Requirement
How many of the rows below contain the string "header"? Reply with the number alone.

━━━ Exercise input ━━━

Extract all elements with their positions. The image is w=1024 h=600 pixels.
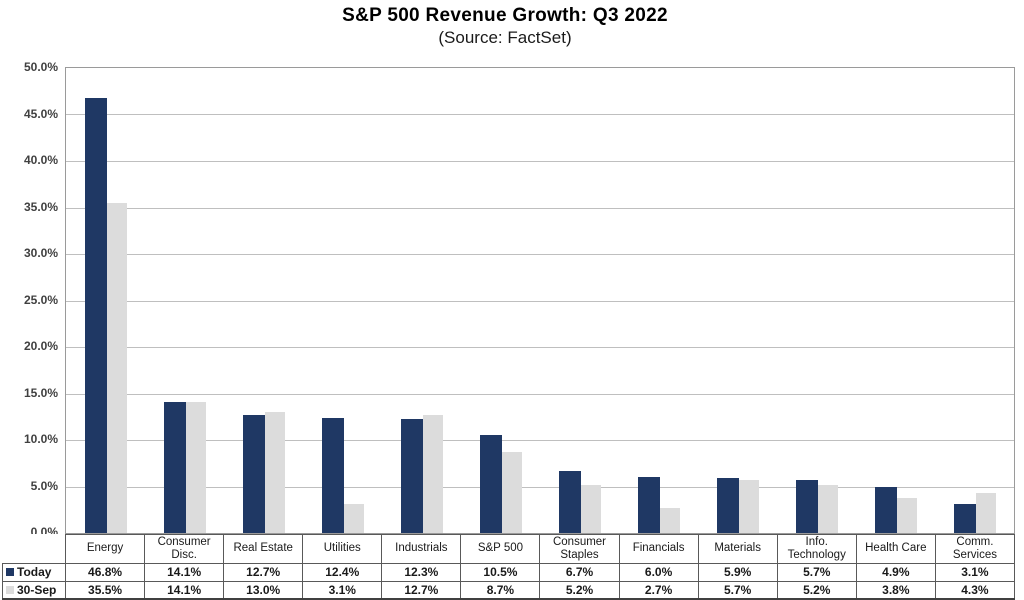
category-header: Real Estate — [223, 534, 304, 564]
legend-swatch-icon — [6, 568, 14, 577]
category-header: Health Care — [855, 534, 936, 564]
category-header: Financials — [618, 534, 699, 564]
bar-today-energy — [85, 98, 107, 533]
value-cell: 12.3% — [381, 562, 462, 582]
value-cell: 13.0% — [223, 580, 304, 600]
table-corner-empty — [3, 535, 66, 564]
value-cell: 46.8% — [64, 562, 146, 582]
gridline — [66, 254, 1014, 255]
value-cell: 4.3% — [934, 580, 1016, 600]
category-header: Energy — [64, 534, 146, 564]
bar-today-s-p-500 — [480, 435, 502, 533]
bar-30-sep-materials — [739, 480, 759, 533]
value-cell: 3.8% — [855, 580, 936, 600]
y-axis-tick-label: 20.0% — [23, 339, 58, 353]
value-cell: 35.5% — [64, 580, 146, 600]
category-header: Info. Technology — [776, 534, 857, 564]
y-axis-tick-label: 5.0% — [30, 479, 58, 493]
bar-30-sep-s-p-500 — [502, 452, 522, 533]
table-row: Today 46.8% 14.1% 12.7% 12.4% 12.3% 10.5% 6.7% 6… — [2, 562, 1016, 582]
value-cell: 4.9% — [855, 562, 936, 582]
bar-30-sep-utilities — [344, 504, 364, 533]
value-cell: 14.1% — [144, 580, 225, 600]
table-row: 30-Sep 35.5% 14.1% 13.0% 3.1% 12.7% 8.7% 5.2% 2.… — [2, 580, 1016, 600]
category-header: Consumer Disc. — [144, 534, 225, 564]
bar-today-real-estate — [243, 415, 265, 533]
gridline — [66, 208, 1014, 209]
gridline — [66, 161, 1014, 162]
y-axis-tick-label: 10.0% — [23, 432, 58, 446]
gridline — [66, 347, 1014, 348]
gridline — [66, 440, 1014, 441]
y-axis-tick-label: 30.0% — [23, 246, 58, 260]
value-cell: 5.7% — [776, 562, 857, 582]
value-cell: 6.0% — [618, 562, 699, 582]
bar-30-sep-consumer-staples — [581, 485, 601, 533]
value-cell: 3.1% — [934, 562, 1016, 582]
gridline — [66, 487, 1014, 488]
bar-today-consumer-staples — [559, 471, 581, 533]
bar-today-utilities — [322, 418, 344, 533]
bar-today-industrials — [401, 419, 423, 533]
bar-30-sep-comm-services — [976, 493, 996, 533]
value-cell: 5.2% — [776, 580, 857, 600]
gridline — [66, 394, 1014, 395]
y-axis-tick-label: 40.0% — [23, 153, 58, 167]
category-header: S&P 500 — [460, 534, 541, 564]
gridline — [66, 301, 1014, 302]
plot-area — [65, 67, 1015, 534]
legend-cell-30-sep: 30-Sep — [2, 580, 66, 600]
bar-today-consumer-disc- — [164, 402, 186, 533]
bar-30-sep-consumer-disc- — [186, 402, 206, 533]
bar-today-comm-services — [954, 504, 976, 533]
gridline — [66, 114, 1014, 115]
y-axis-tick-label: 50.0% — [23, 60, 58, 74]
chart-subtitle: (Source: FactSet) — [438, 28, 572, 47]
legend-swatch-icon — [6, 585, 14, 594]
y-axis-tick-label: 25.0% — [23, 293, 58, 307]
value-cell: 12.7% — [223, 562, 304, 582]
bar-today-health-care — [875, 487, 897, 533]
value-cell: 6.7% — [539, 562, 620, 582]
value-cell: 5.7% — [697, 580, 778, 600]
legend-cell-today: Today — [2, 562, 66, 582]
data-table-with-legend: Energy Consumer Disc. Real Estate Utilities… — [2, 534, 1016, 600]
value-cell: 2.7% — [618, 580, 699, 600]
value-cell: 8.7% — [460, 580, 541, 600]
value-cell: 3.1% — [302, 580, 383, 600]
value-cell: 12.4% — [302, 562, 383, 582]
bar-30-sep-real-estate — [265, 412, 285, 533]
bar-today-materials — [717, 478, 739, 533]
bar-30-sep-health-care — [897, 498, 917, 533]
y-axis-tick-label: 15.0% — [23, 386, 58, 400]
bar-today-info-technology — [796, 480, 818, 533]
bar-30-sep-industrials — [423, 415, 443, 533]
y-axis-tick-label: 35.0% — [23, 200, 58, 214]
category-header: Utilities — [302, 534, 383, 564]
bar-30-sep-info-technology — [818, 485, 838, 533]
value-cell: 12.7% — [381, 580, 462, 600]
bar-30-sep-energy — [107, 203, 127, 533]
category-header: Industrials — [381, 534, 462, 564]
chart-title: S&P 500 Revenue Growth: Q3 2022 — [342, 5, 668, 26]
category-header: Comm. Services — [934, 534, 1016, 564]
bar-30-sep-financials — [660, 508, 680, 533]
category-header: Materials — [697, 534, 778, 564]
bar-today-financials — [638, 477, 660, 533]
value-cell: 14.1% — [144, 562, 225, 582]
y-axis-tick-label: 45.0% — [23, 107, 58, 121]
value-cell: 10.5% — [460, 562, 541, 582]
value-cell: 5.2% — [539, 580, 620, 600]
category-header: Consumer Staples — [539, 534, 620, 564]
value-cell: 5.9% — [697, 562, 778, 582]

━━━

Answer to the task
12